--- Short task ---
Pictures appear in the records below; write out everything else exactly.

⟨

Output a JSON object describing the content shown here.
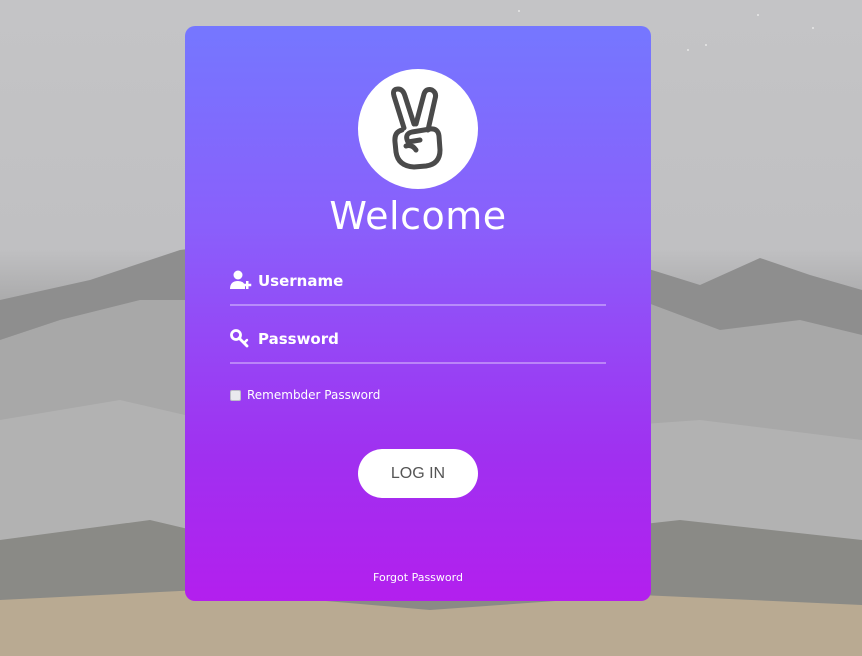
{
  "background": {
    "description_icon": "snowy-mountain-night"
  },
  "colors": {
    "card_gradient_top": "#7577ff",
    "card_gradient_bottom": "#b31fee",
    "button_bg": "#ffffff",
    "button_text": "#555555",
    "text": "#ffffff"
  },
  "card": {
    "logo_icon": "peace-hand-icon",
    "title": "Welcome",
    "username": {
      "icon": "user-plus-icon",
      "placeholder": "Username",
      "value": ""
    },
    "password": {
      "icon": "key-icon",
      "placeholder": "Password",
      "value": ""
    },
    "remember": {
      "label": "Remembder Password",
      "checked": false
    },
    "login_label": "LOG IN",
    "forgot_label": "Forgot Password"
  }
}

⟩

--- Complete response ---
Output a JSON object describing the content shown here.
{
  "background": {
    "description_icon": "snowy-mountain-night"
  },
  "colors": {
    "card_gradient_top": "#7577ff",
    "card_gradient_bottom": "#b31fee",
    "button_bg": "#ffffff",
    "button_text": "#555555",
    "text": "#ffffff"
  },
  "card": {
    "logo_icon": "peace-hand-icon",
    "title": "Welcome",
    "username": {
      "icon": "user-plus-icon",
      "placeholder": "Username",
      "value": ""
    },
    "password": {
      "icon": "key-icon",
      "placeholder": "Password",
      "value": ""
    },
    "remember": {
      "label": "Remembder Password",
      "checked": false
    },
    "login_label": "LOG IN",
    "forgot_label": "Forgot Password"
  }
}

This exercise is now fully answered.